> Input records
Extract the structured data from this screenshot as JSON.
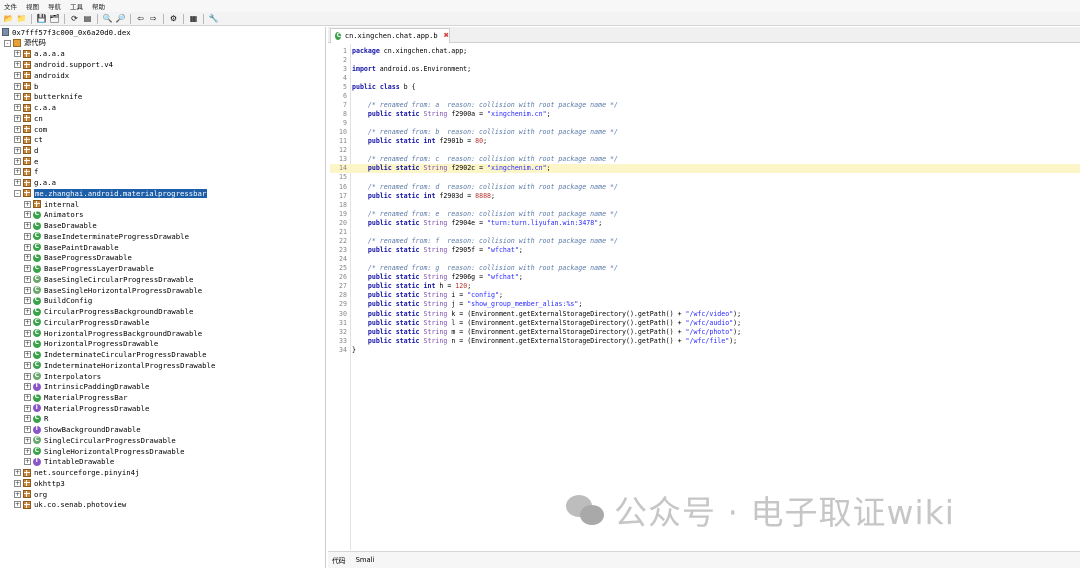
{
  "menu": [
    "文件",
    "视图",
    "导航",
    "工具",
    "帮助"
  ],
  "toolbar_icons": [
    "open-file-icon",
    "add-file-icon",
    "save-icon",
    "save-all-icon",
    "sync-icon",
    "flatten-icon",
    "search-icon",
    "find-class-icon",
    "back-icon",
    "forward-icon",
    "decompile-icon",
    "log-icon",
    "settings-icon"
  ],
  "tree": {
    "root": "0x7fff57f3c000_0x6a20d0.dex",
    "source": "源代码",
    "packages_top": [
      "a.a.a.a",
      "android.support.v4",
      "androidx",
      "b",
      "butterknife",
      "c.a.a",
      "cn",
      "com",
      "ct",
      "d",
      "e",
      "f",
      "g.a.a"
    ],
    "selected_package": "me.zhanghai.android.materialprogressbar",
    "sub": [
      {
        "label": "internal",
        "type": "package"
      },
      {
        "label": "Animators",
        "type": "class"
      },
      {
        "label": "BaseDrawable",
        "type": "class"
      },
      {
        "label": "BaseIndeterminateProgressDrawable",
        "type": "class"
      },
      {
        "label": "BasePaintDrawable",
        "type": "class"
      },
      {
        "label": "BaseProgressDrawable",
        "type": "class"
      },
      {
        "label": "BaseProgressLayerDrawable",
        "type": "class"
      },
      {
        "label": "BaseSingleCircularProgressDrawable",
        "type": "abstract"
      },
      {
        "label": "BaseSingleHorizontalProgressDrawable",
        "type": "abstract"
      },
      {
        "label": "BuildConfig",
        "type": "class"
      },
      {
        "label": "CircularProgressBackgroundDrawable",
        "type": "class"
      },
      {
        "label": "CircularProgressDrawable",
        "type": "class"
      },
      {
        "label": "HorizontalProgressBackgroundDrawable",
        "type": "class"
      },
      {
        "label": "HorizontalProgressDrawable",
        "type": "class"
      },
      {
        "label": "IndeterminateCircularProgressDrawable",
        "type": "class"
      },
      {
        "label": "IndeterminateHorizontalProgressDrawable",
        "type": "class"
      },
      {
        "label": "Interpolators",
        "type": "abstract"
      },
      {
        "label": "IntrinsicPaddingDrawable",
        "type": "interface"
      },
      {
        "label": "MaterialProgressBar",
        "type": "class"
      },
      {
        "label": "MaterialProgressDrawable",
        "type": "interface"
      },
      {
        "label": "R",
        "type": "class"
      },
      {
        "label": "ShowBackgroundDrawable",
        "type": "interface"
      },
      {
        "label": "SingleCircularProgressDrawable",
        "type": "abstract"
      },
      {
        "label": "SingleHorizontalProgressDrawable",
        "type": "class"
      },
      {
        "label": "TintableDrawable",
        "type": "interface"
      }
    ],
    "packages_bottom": [
      "net.sourceforge.pinyin4j",
      "okhttp3",
      "org",
      "uk.co.senab.photoview"
    ]
  },
  "tab": {
    "title": "cn.xingchen.chat.app.b"
  },
  "code": {
    "highlight_line": 14,
    "lines": [
      "package cn.xingchen.chat.app;",
      "",
      "import android.os.Environment;",
      "",
      "public class b {",
      "",
      "    /* renamed from: a  reason: collision with root package name */",
      "    public static String f2900a = \"xingchenim.cn\";",
      "",
      "    /* renamed from: b  reason: collision with root package name */",
      "    public static int f2901b = 80;",
      "",
      "    /* renamed from: c  reason: collision with root package name */",
      "    public static String f2902c = \"xingchenim.cn\";",
      "",
      "    /* renamed from: d  reason: collision with root package name */",
      "    public static int f2903d = 8888;",
      "",
      "    /* renamed from: e  reason: collision with root package name */",
      "    public static String f2904e = \"turn:turn.liyufan.win:3478\";",
      "",
      "    /* renamed from: f  reason: collision with root package name */",
      "    public static String f2905f = \"wfchat\";",
      "",
      "    /* renamed from: g  reason: collision with root package name */",
      "    public static String f2906g = \"wfchat\";",
      "    public static int h = 120;",
      "    public static String i = \"config\";",
      "    public static String j = \"show_group_member_alias:%s\";",
      "    public static String k = (Environment.getExternalStorageDirectory().getPath() + \"/wfc/video\");",
      "    public static String l = (Environment.getExternalStorageDirectory().getPath() + \"/wfc/audio\");",
      "    public static String m = (Environment.getExternalStorageDirectory().getPath() + \"/wfc/photo\");",
      "    public static String n = (Environment.getExternalStorageDirectory().getPath() + \"/wfc/file\");",
      "}"
    ]
  },
  "bottom_tabs": [
    "代码",
    "Smali"
  ],
  "watermark": "公众号 · 电子取证wiki"
}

> Task to complete
The listing above must be printed again exactly, minus its pictures.

> The response
Extract the structured data from this screenshot as JSON.
{
  "menu": [
    "文件",
    "视图",
    "导航",
    "工具",
    "帮助"
  ],
  "toolbar_icons": [
    "open-file-icon",
    "add-file-icon",
    "save-icon",
    "save-all-icon",
    "sync-icon",
    "flatten-icon",
    "search-icon",
    "find-class-icon",
    "back-icon",
    "forward-icon",
    "decompile-icon",
    "log-icon",
    "settings-icon"
  ],
  "tree": {
    "root": "0x7fff57f3c000_0x6a20d0.dex",
    "source": "源代码",
    "packages_top": [
      "a.a.a.a",
      "android.support.v4",
      "androidx",
      "b",
      "butterknife",
      "c.a.a",
      "cn",
      "com",
      "ct",
      "d",
      "e",
      "f",
      "g.a.a"
    ],
    "selected_package": "me.zhanghai.android.materialprogressbar",
    "sub": [
      {
        "label": "internal",
        "type": "package"
      },
      {
        "label": "Animators",
        "type": "class"
      },
      {
        "label": "BaseDrawable",
        "type": "class"
      },
      {
        "label": "BaseIndeterminateProgressDrawable",
        "type": "class"
      },
      {
        "label": "BasePaintDrawable",
        "type": "class"
      },
      {
        "label": "BaseProgressDrawable",
        "type": "class"
      },
      {
        "label": "BaseProgressLayerDrawable",
        "type": "class"
      },
      {
        "label": "BaseSingleCircularProgressDrawable",
        "type": "abstract"
      },
      {
        "label": "BaseSingleHorizontalProgressDrawable",
        "type": "abstract"
      },
      {
        "label": "BuildConfig",
        "type": "class"
      },
      {
        "label": "CircularProgressBackgroundDrawable",
        "type": "class"
      },
      {
        "label": "CircularProgressDrawable",
        "type": "class"
      },
      {
        "label": "HorizontalProgressBackgroundDrawable",
        "type": "class"
      },
      {
        "label": "HorizontalProgressDrawable",
        "type": "class"
      },
      {
        "label": "IndeterminateCircularProgressDrawable",
        "type": "class"
      },
      {
        "label": "IndeterminateHorizontalProgressDrawable",
        "type": "class"
      },
      {
        "label": "Interpolators",
        "type": "abstract"
      },
      {
        "label": "IntrinsicPaddingDrawable",
        "type": "interface"
      },
      {
        "label": "MaterialProgressBar",
        "type": "class"
      },
      {
        "label": "MaterialProgressDrawable",
        "type": "interface"
      },
      {
        "label": "R",
        "type": "class"
      },
      {
        "label": "ShowBackgroundDrawable",
        "type": "interface"
      },
      {
        "label": "SingleCircularProgressDrawable",
        "type": "abstract"
      },
      {
        "label": "SingleHorizontalProgressDrawable",
        "type": "class"
      },
      {
        "label": "TintableDrawable",
        "type": "interface"
      }
    ],
    "packages_bottom": [
      "net.sourceforge.pinyin4j",
      "okhttp3",
      "org",
      "uk.co.senab.photoview"
    ]
  },
  "tab": {
    "title": "cn.xingchen.chat.app.b"
  },
  "code": {
    "highlight_line": 14,
    "lines": [
      "package cn.xingchen.chat.app;",
      "",
      "import android.os.Environment;",
      "",
      "public class b {",
      "",
      "    /* renamed from: a  reason: collision with root package name */",
      "    public static String f2900a = \"xingchenim.cn\";",
      "",
      "    /* renamed from: b  reason: collision with root package name */",
      "    public static int f2901b = 80;",
      "",
      "    /* renamed from: c  reason: collision with root package name */",
      "    public static String f2902c = \"xingchenim.cn\";",
      "",
      "    /* renamed from: d  reason: collision with root package name */",
      "    public static int f2903d = 8888;",
      "",
      "    /* renamed from: e  reason: collision with root package name */",
      "    public static String f2904e = \"turn:turn.liyufan.win:3478\";",
      "",
      "    /* renamed from: f  reason: collision with root package name */",
      "    public static String f2905f = \"wfchat\";",
      "",
      "    /* renamed from: g  reason: collision with root package name */",
      "    public static String f2906g = \"wfchat\";",
      "    public static int h = 120;",
      "    public static String i = \"config\";",
      "    public static String j = \"show_group_member_alias:%s\";",
      "    public static String k = (Environment.getExternalStorageDirectory().getPath() + \"/wfc/video\");",
      "    public static String l = (Environment.getExternalStorageDirectory().getPath() + \"/wfc/audio\");",
      "    public static String m = (Environment.getExternalStorageDirectory().getPath() + \"/wfc/photo\");",
      "    public static String n = (Environment.getExternalStorageDirectory().getPath() + \"/wfc/file\");",
      "}"
    ]
  },
  "bottom_tabs": [
    "代码",
    "Smali"
  ],
  "watermark": "公众号 · 电子取证wiki"
}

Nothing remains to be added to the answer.